**WORK TO COMPLETE:**
State only the number of lines that include "legend".
··· MATERIAL FOR THE TASK ···
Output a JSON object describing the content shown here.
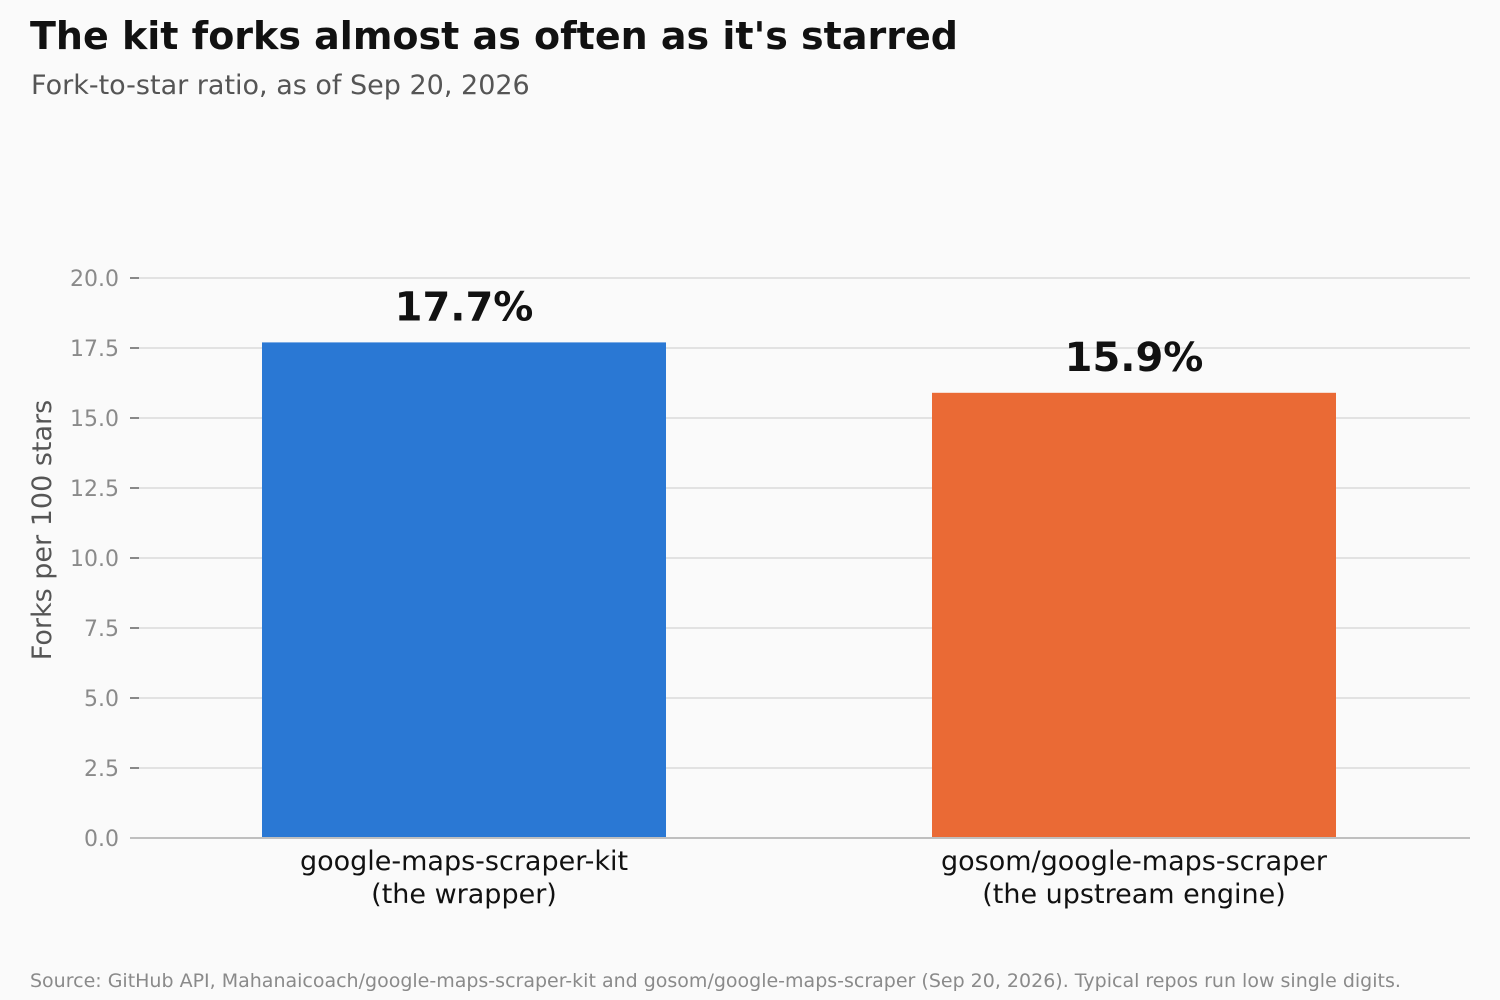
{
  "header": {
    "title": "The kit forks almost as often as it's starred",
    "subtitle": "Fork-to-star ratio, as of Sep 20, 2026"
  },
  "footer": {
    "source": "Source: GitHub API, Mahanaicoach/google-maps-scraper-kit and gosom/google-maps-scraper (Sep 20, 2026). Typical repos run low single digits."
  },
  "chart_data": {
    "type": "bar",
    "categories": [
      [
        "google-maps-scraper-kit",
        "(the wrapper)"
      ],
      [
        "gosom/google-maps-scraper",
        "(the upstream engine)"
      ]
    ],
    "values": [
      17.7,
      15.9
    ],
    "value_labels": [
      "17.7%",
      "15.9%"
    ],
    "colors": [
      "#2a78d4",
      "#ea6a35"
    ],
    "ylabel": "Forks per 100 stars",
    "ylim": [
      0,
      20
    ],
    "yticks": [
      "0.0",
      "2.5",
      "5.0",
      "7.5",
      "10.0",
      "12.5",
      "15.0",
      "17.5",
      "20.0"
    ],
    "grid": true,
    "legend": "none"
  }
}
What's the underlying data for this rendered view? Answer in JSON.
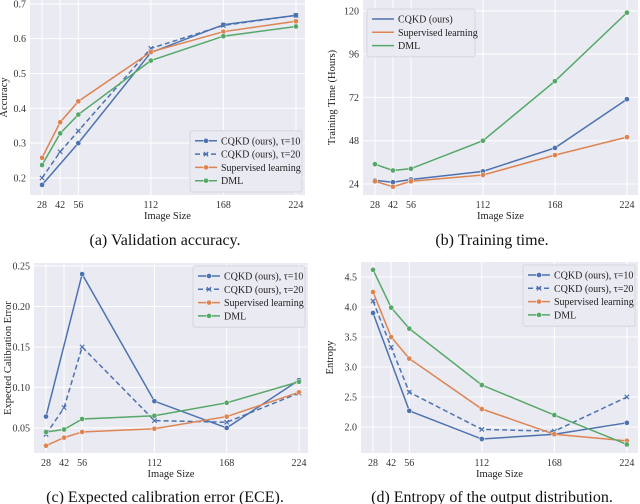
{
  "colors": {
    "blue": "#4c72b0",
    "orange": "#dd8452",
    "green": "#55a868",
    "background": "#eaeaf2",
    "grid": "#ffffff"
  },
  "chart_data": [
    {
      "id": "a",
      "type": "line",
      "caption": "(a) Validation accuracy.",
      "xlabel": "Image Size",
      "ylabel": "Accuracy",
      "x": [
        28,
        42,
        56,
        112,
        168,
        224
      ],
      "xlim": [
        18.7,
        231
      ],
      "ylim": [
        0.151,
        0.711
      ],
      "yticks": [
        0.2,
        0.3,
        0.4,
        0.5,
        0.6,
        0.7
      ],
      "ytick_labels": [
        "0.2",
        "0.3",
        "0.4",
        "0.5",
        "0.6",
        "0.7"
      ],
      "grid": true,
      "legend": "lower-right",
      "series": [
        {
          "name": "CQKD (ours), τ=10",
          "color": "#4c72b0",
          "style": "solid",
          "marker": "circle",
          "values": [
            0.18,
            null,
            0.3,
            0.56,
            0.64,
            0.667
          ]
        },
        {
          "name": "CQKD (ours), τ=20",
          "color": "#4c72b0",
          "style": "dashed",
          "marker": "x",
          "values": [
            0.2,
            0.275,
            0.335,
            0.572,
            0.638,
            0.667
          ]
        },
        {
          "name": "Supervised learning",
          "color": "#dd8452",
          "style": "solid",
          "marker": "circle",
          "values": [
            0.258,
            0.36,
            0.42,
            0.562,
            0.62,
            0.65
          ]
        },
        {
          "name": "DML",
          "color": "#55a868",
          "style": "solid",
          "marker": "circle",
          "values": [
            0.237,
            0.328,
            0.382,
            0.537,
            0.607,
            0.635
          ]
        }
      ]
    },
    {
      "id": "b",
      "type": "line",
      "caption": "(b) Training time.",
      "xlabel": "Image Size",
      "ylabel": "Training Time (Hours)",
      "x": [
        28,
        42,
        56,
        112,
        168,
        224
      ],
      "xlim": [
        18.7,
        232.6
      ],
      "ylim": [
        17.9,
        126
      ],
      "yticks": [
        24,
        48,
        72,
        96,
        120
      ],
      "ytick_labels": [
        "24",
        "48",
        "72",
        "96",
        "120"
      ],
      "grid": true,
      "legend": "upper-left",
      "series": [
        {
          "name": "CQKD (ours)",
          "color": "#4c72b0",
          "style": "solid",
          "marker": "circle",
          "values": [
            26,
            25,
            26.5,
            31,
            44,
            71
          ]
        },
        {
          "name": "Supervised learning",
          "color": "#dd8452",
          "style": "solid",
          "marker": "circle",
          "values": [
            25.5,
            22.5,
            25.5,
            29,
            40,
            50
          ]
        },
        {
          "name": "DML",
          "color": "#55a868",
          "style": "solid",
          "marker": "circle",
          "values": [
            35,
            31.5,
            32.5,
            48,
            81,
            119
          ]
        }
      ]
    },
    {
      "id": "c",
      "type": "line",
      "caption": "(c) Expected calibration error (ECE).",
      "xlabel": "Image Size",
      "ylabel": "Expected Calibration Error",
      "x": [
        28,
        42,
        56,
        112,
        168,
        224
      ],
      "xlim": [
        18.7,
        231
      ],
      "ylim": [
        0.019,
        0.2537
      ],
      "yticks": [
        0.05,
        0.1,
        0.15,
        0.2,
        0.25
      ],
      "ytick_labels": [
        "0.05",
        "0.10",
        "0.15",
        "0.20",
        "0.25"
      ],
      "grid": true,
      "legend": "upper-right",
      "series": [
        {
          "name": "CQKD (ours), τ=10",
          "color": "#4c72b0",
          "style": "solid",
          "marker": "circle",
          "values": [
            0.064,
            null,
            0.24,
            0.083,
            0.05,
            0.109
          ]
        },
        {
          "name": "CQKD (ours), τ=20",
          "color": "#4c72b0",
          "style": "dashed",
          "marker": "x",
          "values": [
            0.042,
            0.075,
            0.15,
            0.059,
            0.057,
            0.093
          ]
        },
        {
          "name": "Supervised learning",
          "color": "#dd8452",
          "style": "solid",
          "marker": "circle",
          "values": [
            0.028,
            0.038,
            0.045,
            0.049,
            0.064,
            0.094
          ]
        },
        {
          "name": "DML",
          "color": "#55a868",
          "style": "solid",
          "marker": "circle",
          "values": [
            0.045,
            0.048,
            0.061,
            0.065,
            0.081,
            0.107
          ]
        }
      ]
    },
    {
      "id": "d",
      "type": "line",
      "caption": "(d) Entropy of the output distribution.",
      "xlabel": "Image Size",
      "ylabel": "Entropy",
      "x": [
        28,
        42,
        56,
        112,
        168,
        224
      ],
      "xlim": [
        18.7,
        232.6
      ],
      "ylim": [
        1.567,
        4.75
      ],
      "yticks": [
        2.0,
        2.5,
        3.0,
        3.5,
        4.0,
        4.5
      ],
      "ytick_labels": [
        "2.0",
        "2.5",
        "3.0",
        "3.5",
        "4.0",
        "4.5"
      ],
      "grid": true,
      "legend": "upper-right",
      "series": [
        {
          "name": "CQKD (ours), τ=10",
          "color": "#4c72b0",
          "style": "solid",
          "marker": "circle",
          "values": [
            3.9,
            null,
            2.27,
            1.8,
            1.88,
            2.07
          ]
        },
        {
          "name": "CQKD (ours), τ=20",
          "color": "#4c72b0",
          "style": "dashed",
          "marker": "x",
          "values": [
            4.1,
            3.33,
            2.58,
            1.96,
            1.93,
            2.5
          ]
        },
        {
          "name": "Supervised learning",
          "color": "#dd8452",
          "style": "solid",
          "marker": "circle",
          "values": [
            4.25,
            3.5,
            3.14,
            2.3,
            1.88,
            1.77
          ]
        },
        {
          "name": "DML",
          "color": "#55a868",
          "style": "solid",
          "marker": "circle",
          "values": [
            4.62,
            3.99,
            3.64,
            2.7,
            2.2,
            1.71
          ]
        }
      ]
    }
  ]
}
···
**ANSWER TO THE EXERCISE:**
5